■ **Instructions**
a: In the MediaOne news text, who is Director of the Telecommunications Forum at the Humphrey Institute?
b: Repeat the passage of the MediaOne news text that begins at the words "MEDIA ONE'S ANNOUNCEMENT" and stops after "been hoping for.".

___ Page text

MEDIA ONE'S ANNOUNCEMENT may come as welcome news for anyone who's ever felt frustrated by the service of local telephone service provider U.S. West. MediaOne's move promises to bring at least some consumers the benefits of competition.

Tony Mendoza of the Minnesota Department of Commerce says the development is just what the Ventura administration has been hoping for.
Mendoza: It's exactly the type of thing that we intend to promote throughout the state of Minnesota as part of the governor's strategic plan that he announced last Tuesday.
But it's hardly clear sailing for MediaOne. It still has to figure out how to offer local phone service, which is a lot more complicated than providing cable television service. Milda Hedbloom is Director of the Telecommunications Forum at the Humphrey Institute. She says MediaOne has had problems with service in the past and will almost certainly face some major challenges as it remakes itself as a full-service telecommunications provider.
Hedbloom: It's not just a, how shall one say, a seamless move; sometimes there's plenty of problems, as you would expect with a new service, it's not novel. But the point is it's not free of hiccups, and so you have to bear that in mind, before we all start cheering.
MediaOne's Gary Lane disagrees. He says the company has taken steps to ensure quality service.
Lane: When we deliver telephone service, high-speed video services, high-speed data services, video services over the network, it is basically coming over a brand new network with all kinds of new processes and reliability and backup included as we provide that service.

______
___ Information

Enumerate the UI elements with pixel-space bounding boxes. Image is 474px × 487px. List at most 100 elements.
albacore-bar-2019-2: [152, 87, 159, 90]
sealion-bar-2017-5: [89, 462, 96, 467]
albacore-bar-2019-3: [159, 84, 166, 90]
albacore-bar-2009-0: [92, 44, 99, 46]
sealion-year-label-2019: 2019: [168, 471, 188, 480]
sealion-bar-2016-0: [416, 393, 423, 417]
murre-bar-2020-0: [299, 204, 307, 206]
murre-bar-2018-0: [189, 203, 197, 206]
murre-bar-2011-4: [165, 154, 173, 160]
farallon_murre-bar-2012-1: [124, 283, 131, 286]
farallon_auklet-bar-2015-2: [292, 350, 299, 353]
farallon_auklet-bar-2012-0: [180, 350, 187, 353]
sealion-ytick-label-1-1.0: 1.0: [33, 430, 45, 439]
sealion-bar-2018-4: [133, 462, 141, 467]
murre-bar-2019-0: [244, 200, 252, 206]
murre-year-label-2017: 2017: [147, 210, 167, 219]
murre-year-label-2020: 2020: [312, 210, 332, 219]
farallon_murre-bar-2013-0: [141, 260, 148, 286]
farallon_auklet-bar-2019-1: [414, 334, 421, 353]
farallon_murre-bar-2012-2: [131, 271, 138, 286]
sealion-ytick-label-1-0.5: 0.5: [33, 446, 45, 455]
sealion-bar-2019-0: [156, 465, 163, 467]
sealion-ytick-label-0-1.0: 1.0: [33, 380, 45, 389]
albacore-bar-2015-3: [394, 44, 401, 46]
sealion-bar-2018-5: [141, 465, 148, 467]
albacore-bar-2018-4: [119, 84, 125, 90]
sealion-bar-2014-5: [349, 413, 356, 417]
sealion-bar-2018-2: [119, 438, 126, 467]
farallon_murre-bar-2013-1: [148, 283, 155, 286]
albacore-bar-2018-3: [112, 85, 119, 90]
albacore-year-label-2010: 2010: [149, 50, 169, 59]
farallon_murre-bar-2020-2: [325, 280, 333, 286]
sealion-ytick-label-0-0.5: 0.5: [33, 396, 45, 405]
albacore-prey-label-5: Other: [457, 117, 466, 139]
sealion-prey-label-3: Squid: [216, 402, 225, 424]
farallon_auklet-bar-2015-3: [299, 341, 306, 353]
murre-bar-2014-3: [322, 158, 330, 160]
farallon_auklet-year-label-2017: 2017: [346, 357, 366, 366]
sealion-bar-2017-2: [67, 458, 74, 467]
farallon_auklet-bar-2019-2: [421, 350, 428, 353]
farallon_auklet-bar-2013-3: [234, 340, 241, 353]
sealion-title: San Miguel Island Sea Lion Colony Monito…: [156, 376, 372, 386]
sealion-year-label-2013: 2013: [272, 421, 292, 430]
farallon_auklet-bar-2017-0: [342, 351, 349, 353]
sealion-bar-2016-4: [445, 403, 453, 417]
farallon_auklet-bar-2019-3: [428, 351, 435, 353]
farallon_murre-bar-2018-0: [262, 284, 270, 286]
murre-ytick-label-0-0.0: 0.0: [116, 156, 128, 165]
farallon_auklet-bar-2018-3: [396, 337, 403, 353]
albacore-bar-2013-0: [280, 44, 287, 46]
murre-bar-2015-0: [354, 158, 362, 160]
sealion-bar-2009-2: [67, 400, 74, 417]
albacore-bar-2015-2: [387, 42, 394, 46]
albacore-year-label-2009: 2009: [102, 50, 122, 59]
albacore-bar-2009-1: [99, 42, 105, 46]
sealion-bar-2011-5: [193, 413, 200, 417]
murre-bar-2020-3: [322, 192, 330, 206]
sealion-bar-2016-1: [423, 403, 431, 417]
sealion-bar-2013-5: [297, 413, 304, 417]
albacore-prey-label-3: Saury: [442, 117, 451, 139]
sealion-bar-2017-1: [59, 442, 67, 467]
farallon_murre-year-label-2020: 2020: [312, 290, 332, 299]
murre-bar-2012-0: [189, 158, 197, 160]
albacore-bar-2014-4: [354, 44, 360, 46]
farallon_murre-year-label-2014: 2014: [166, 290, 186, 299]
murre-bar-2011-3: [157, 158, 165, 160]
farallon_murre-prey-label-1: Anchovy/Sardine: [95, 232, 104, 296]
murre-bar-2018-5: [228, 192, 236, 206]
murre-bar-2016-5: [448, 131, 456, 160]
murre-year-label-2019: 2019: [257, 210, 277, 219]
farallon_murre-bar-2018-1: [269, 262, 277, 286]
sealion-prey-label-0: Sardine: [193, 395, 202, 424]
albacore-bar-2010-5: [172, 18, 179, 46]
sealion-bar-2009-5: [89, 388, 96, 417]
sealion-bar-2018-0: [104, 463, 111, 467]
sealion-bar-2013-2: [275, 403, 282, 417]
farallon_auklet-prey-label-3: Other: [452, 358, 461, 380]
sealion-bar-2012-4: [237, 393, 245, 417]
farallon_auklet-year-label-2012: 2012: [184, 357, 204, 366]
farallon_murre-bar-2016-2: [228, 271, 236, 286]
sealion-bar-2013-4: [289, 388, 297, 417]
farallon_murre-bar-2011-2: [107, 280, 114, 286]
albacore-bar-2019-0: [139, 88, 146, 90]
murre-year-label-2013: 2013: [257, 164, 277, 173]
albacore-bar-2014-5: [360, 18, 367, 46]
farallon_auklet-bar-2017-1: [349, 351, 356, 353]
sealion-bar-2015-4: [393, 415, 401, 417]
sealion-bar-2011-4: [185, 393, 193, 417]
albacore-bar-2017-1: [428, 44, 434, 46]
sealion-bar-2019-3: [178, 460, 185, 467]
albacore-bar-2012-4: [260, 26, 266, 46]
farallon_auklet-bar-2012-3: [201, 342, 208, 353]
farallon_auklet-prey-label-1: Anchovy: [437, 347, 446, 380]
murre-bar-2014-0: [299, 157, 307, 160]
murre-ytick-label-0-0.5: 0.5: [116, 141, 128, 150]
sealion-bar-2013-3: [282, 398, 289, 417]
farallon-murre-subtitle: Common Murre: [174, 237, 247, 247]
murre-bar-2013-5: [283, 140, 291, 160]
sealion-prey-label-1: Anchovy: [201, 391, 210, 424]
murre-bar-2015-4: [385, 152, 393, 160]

______

■ **Answers**
a: Milda Hedbloom

b:
MEDIA ONE'S ANNOUNCEMENT may come as welcome news for anyone who's ever felt frustrated by the service of local telephone service provider U.S. West. MediaOne's move promises to bring at least some consumers the benefits of competition.

Tony Mendoza of the Minnesota Department of Commerce says the development is just what the Ventura administration has been hoping for.